**TASK TO COMPLETE**
Show every line in the entries below where the word "kontor" appears.

**Figure dataset records**
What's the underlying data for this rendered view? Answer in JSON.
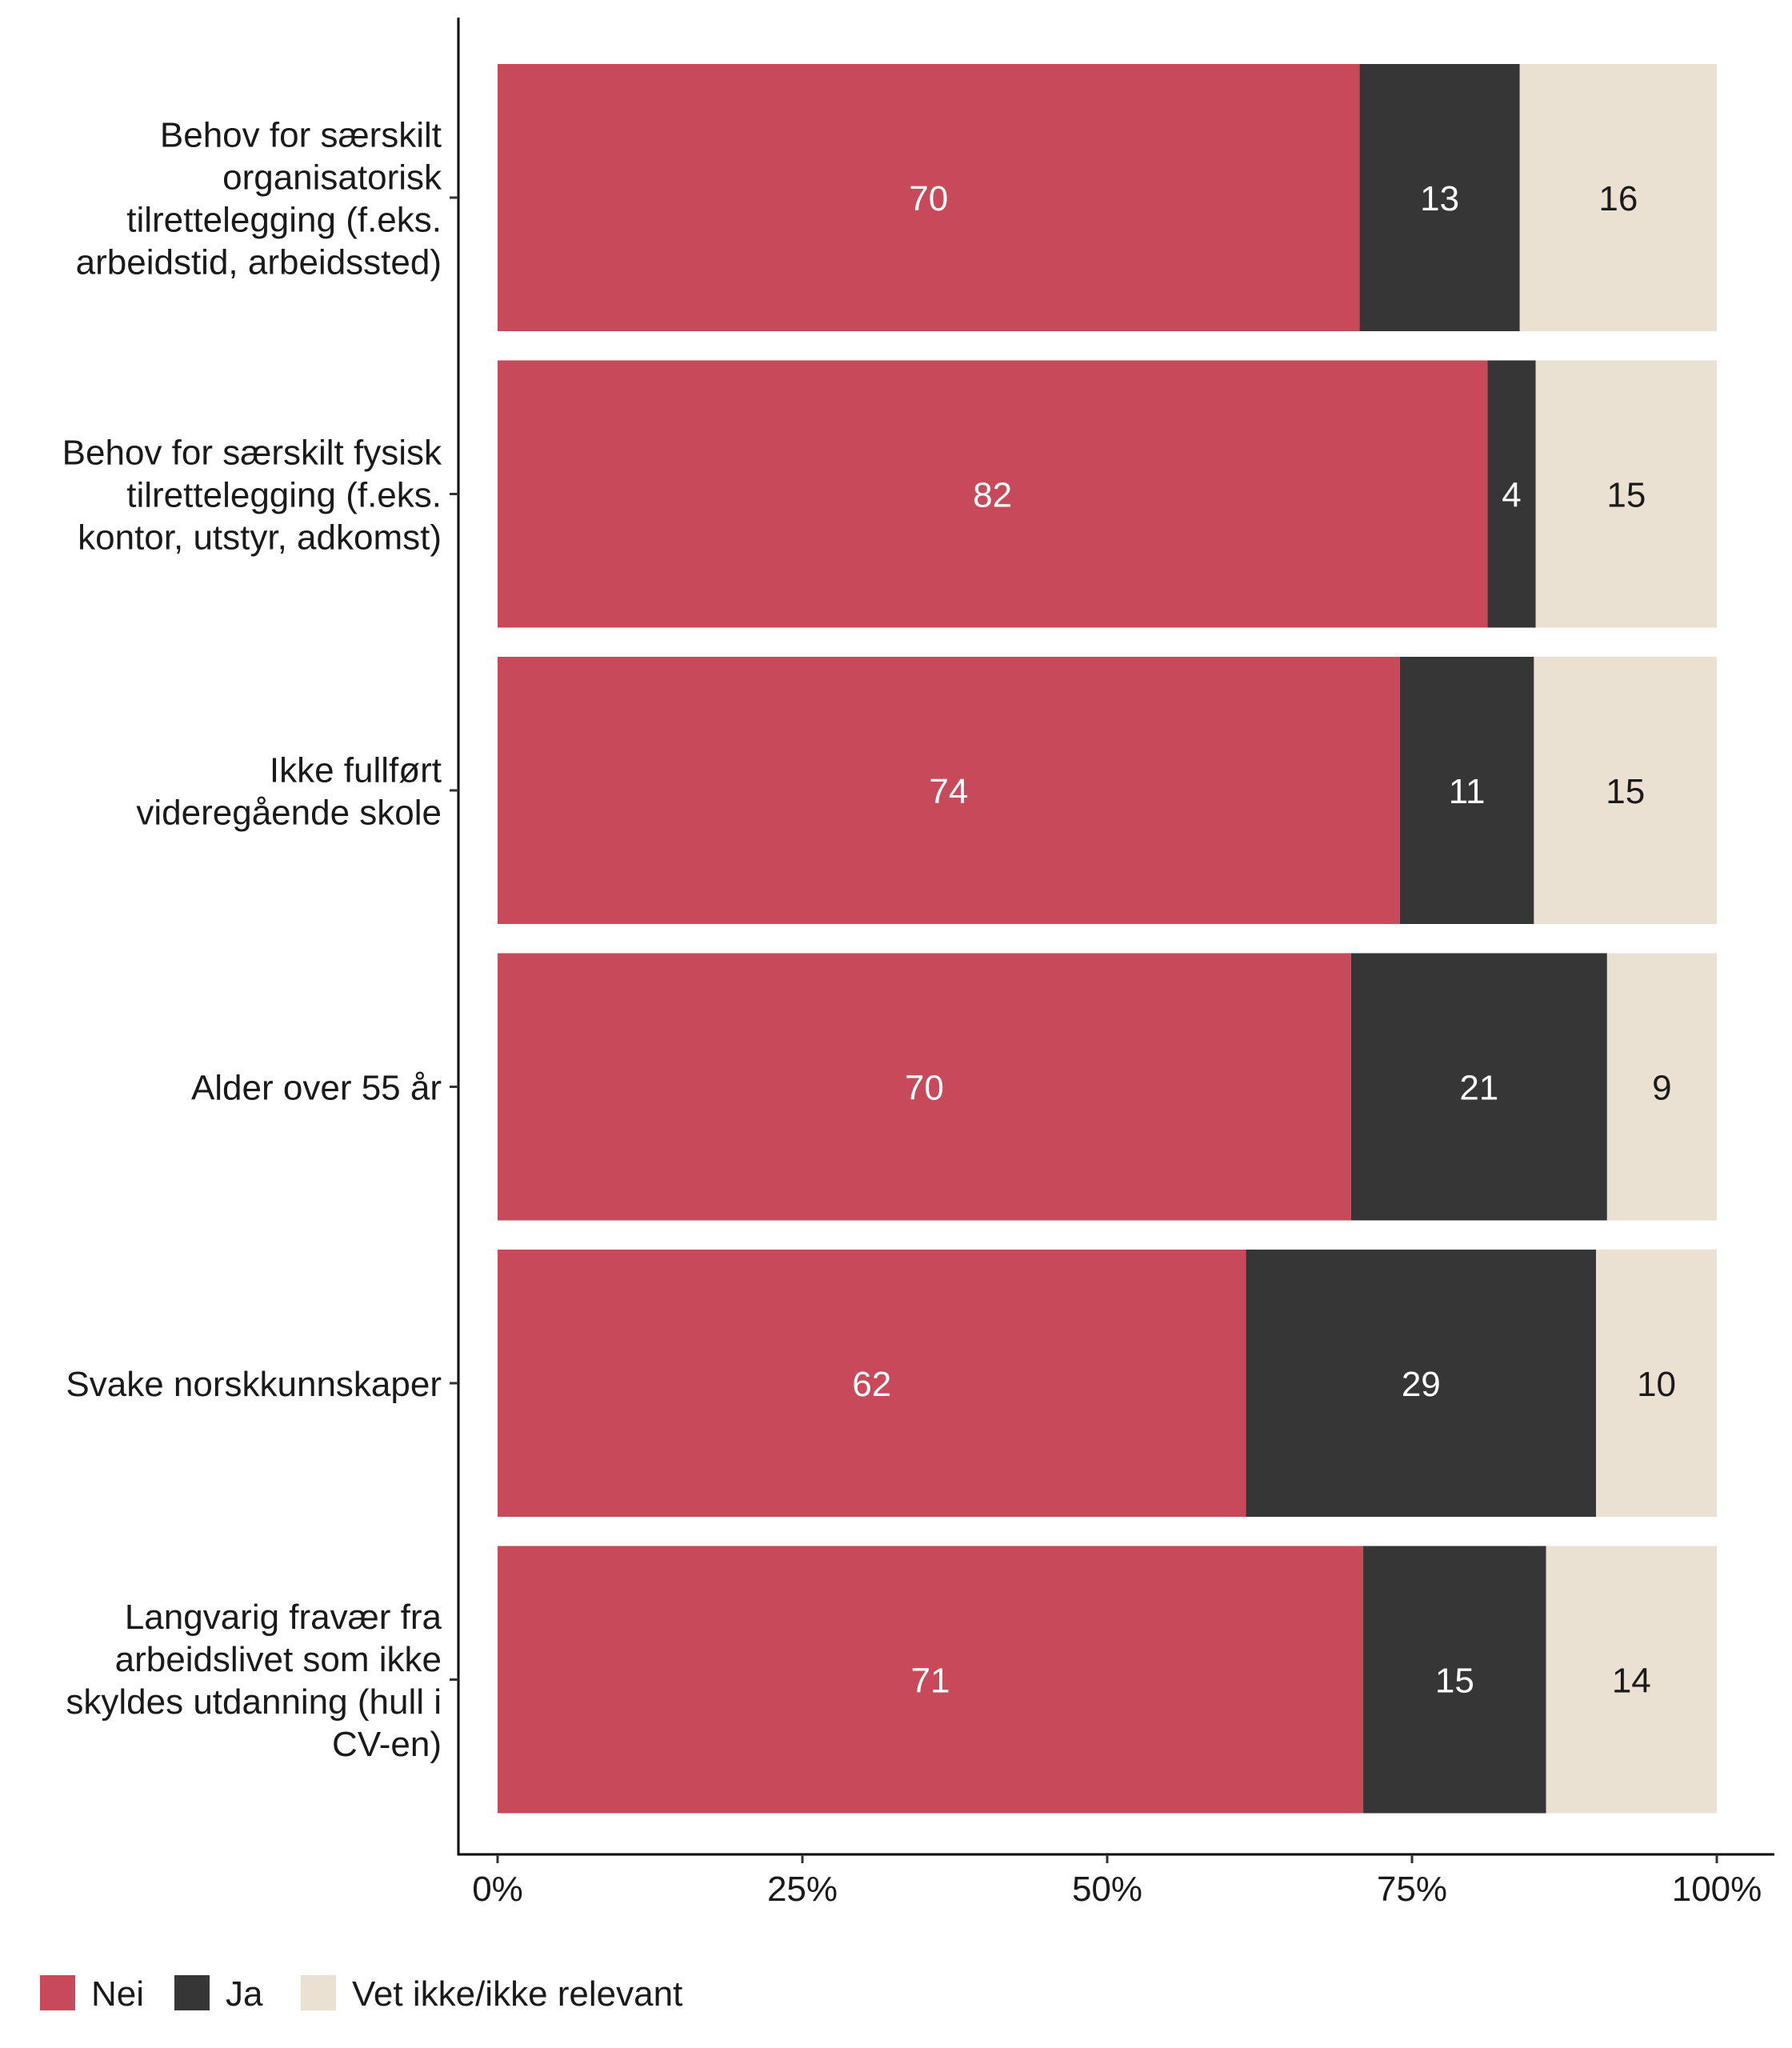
{
  "chart_data": {
    "type": "bar",
    "orientation": "horizontal",
    "stacked": true,
    "categories": [
      "Behov for særskilt organisatorisk tilrettelegging (f.eks. arbeidstid, arbeidssted)",
      "Behov for særskilt fysisk tilrettelegging (f.eks. kontor, utstyr, adkomst)",
      "Ikke fullført videregående skole",
      "Alder over 55 år",
      "Svake norskkunnskaper",
      "Langvarig fravær fra arbeidslivet som ikke skyldes utdanning (hull i CV-en)"
    ],
    "category_lines": [
      [
        "Behov for særskilt",
        "organisatorisk",
        "tilrettelegging (f.eks.",
        "arbeidstid, arbeidssted)"
      ],
      [
        "Behov for særskilt fysisk",
        "tilrettelegging (f.eks.",
        "kontor, utstyr, adkomst)"
      ],
      [
        "Ikke fullført",
        "videregående skole"
      ],
      [
        "Alder over 55 år"
      ],
      [
        "Svake norskkunnskaper"
      ],
      [
        "Langvarig fravær fra",
        "arbeidslivet som ikke",
        "skyldes utdanning (hull i",
        "CV-en)"
      ]
    ],
    "series": [
      {
        "name": "Nei",
        "color": "#c84a5a",
        "label_color": "#ffffff",
        "values": [
          70,
          82,
          74,
          70,
          62,
          71
        ]
      },
      {
        "name": "Ja",
        "color": "#363636",
        "label_color": "#ffffff",
        "values": [
          13,
          4,
          11,
          21,
          29,
          15
        ]
      },
      {
        "name": "Vet ikke/ikke relevant",
        "color": "#ebe1d3",
        "label_color": "#1a1a1a",
        "values": [
          16,
          15,
          15,
          9,
          10,
          14
        ]
      }
    ],
    "xlim": [
      0,
      100
    ],
    "x_ticks": [
      "0%",
      "25%",
      "50%",
      "75%",
      "100%"
    ],
    "xlabel": "",
    "ylabel": "",
    "title": "",
    "grid": false,
    "legend_position": "bottom-left"
  }
}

**PROBLEM SOLUTION**
      "Behov for særskilt fysisk tilrettelegging (f.eks. kontor, utstyr, adkomst)",
        "kontor, utstyr, adkomst)"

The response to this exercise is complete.